(Items listed in a dataset)
-=-=-
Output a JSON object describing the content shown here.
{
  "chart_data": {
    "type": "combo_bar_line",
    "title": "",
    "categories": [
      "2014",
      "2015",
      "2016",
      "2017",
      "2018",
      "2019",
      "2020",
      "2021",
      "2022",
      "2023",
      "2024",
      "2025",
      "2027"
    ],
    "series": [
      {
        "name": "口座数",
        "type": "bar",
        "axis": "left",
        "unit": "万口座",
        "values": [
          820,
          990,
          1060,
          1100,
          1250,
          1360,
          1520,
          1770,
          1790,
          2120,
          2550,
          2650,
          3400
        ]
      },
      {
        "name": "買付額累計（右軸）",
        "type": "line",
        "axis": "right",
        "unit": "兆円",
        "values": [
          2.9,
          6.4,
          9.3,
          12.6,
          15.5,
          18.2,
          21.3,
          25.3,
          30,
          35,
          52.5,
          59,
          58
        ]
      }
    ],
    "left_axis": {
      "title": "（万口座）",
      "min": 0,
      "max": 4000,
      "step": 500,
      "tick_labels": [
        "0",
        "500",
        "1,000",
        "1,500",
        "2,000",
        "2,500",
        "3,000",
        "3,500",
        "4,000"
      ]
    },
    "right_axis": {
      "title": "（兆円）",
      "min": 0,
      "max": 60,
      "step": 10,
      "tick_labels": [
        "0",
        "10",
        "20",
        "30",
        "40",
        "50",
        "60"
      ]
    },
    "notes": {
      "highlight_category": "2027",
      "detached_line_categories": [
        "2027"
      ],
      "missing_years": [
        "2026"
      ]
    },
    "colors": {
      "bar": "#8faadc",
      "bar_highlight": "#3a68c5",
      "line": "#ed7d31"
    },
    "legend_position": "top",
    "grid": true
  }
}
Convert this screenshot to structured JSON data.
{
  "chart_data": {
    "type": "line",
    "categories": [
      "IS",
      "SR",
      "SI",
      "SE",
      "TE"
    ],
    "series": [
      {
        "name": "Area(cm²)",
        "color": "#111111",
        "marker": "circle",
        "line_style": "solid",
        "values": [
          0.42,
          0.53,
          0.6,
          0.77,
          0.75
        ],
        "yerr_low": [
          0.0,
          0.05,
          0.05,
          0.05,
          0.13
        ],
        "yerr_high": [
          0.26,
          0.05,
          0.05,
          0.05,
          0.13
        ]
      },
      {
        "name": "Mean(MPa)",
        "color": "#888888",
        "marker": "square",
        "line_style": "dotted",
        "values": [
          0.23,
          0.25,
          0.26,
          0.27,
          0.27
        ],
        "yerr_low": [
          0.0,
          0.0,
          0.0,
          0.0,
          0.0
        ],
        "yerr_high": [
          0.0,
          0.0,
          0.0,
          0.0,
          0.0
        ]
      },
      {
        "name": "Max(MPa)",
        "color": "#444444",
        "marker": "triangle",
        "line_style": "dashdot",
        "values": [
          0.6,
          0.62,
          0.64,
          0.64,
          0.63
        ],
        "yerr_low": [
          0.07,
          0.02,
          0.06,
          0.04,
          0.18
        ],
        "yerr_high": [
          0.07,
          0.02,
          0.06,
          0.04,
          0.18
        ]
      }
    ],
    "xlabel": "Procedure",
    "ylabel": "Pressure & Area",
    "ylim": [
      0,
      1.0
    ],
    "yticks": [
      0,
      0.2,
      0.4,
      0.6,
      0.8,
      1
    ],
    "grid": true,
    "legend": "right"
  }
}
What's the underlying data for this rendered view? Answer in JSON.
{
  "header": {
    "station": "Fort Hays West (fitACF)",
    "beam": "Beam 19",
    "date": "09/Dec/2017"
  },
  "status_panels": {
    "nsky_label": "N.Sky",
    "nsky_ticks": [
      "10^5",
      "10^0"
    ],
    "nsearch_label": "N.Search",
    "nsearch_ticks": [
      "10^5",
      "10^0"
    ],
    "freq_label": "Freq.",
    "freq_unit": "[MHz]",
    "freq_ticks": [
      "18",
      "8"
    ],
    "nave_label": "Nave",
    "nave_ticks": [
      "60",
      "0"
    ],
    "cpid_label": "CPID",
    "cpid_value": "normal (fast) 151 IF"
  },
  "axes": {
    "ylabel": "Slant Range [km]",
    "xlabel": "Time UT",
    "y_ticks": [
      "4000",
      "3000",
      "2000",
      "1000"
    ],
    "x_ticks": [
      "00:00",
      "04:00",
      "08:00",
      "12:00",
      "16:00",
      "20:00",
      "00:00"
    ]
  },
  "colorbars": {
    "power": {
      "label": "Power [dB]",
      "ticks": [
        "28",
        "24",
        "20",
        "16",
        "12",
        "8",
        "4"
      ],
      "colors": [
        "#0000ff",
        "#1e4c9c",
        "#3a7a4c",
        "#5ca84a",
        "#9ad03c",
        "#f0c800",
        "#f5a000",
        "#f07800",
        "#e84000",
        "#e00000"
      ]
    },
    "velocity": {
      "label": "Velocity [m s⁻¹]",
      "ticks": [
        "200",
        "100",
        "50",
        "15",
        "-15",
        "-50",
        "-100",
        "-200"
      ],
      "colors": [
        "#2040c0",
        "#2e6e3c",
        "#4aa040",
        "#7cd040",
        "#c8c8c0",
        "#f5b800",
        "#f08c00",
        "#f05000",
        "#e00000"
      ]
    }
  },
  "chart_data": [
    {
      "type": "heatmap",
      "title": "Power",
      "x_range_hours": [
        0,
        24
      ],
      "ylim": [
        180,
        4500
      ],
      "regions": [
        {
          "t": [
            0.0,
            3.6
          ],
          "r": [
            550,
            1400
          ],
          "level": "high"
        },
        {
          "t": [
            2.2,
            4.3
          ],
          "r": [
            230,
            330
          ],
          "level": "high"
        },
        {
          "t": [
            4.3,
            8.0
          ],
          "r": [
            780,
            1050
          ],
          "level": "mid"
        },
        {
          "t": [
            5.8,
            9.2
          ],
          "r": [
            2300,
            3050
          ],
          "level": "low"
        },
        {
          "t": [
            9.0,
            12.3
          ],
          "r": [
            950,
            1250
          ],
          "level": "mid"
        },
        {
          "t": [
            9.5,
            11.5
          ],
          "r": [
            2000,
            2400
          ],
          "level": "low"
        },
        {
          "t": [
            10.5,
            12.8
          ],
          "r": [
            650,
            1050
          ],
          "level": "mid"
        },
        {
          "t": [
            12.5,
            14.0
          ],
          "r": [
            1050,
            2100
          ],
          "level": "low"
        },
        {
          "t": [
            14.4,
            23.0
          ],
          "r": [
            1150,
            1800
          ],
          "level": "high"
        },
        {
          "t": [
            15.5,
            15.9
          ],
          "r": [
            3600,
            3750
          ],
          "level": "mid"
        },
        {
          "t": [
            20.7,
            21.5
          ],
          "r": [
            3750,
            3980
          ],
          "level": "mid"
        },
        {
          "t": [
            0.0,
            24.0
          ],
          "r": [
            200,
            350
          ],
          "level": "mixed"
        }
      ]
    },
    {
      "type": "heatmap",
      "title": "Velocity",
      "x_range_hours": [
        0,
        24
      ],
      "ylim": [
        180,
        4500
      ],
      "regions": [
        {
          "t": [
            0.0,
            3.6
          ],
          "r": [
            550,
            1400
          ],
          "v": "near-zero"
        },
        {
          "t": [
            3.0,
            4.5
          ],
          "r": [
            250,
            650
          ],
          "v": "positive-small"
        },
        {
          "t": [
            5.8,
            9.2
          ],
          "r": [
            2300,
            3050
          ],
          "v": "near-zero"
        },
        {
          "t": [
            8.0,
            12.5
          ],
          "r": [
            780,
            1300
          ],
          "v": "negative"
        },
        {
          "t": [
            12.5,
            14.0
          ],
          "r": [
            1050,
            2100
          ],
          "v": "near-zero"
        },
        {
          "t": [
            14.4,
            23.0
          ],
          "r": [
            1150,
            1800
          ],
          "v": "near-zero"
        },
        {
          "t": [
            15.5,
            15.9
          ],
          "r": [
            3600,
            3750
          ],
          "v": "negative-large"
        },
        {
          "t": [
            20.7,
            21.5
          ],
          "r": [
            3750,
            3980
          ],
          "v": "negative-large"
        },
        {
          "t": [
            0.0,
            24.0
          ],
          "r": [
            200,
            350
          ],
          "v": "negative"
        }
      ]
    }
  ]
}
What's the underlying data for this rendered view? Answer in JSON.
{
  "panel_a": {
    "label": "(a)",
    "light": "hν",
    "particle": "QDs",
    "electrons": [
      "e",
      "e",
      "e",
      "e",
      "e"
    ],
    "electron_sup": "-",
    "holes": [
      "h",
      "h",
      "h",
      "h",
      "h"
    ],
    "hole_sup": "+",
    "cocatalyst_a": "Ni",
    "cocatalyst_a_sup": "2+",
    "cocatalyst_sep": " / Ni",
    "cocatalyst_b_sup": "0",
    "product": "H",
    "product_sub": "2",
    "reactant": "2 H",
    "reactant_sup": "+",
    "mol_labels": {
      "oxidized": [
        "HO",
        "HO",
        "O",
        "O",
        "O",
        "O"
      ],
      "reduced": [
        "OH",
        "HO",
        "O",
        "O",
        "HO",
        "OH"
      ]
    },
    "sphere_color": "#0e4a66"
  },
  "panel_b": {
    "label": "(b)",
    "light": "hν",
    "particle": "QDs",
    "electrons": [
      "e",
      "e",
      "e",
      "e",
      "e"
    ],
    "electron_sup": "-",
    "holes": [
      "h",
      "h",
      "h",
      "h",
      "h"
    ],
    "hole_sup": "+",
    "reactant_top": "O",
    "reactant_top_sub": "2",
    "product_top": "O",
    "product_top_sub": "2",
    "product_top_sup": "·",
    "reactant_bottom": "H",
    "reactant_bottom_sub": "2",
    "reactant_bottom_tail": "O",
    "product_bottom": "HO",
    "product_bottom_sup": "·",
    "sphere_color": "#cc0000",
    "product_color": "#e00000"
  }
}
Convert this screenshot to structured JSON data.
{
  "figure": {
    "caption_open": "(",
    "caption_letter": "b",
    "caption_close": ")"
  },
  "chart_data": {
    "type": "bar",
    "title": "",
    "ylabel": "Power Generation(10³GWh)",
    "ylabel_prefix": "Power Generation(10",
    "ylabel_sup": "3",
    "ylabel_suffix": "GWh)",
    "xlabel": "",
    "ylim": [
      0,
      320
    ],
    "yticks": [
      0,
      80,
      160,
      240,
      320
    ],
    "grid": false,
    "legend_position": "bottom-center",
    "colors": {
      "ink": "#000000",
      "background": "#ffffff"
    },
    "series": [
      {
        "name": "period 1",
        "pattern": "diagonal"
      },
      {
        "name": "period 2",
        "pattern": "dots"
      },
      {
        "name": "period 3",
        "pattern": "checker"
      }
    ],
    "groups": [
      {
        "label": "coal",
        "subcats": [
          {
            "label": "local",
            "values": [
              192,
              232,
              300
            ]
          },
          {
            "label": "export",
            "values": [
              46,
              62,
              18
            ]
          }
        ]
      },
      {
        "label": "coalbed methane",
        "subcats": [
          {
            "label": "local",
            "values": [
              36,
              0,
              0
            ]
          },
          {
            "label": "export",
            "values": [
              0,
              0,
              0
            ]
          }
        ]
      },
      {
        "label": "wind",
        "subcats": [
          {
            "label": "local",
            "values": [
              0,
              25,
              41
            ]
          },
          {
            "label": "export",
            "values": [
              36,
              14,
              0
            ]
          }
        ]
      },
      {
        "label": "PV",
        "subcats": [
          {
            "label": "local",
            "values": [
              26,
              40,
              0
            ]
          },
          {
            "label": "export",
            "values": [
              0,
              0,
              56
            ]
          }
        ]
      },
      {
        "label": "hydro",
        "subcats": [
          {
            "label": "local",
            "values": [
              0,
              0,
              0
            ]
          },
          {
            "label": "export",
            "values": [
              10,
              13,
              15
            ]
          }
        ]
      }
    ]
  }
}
-=-=-
How many lines in the records hold the string "title"? Reply with the number alone.

EXPECTED ANSWER
6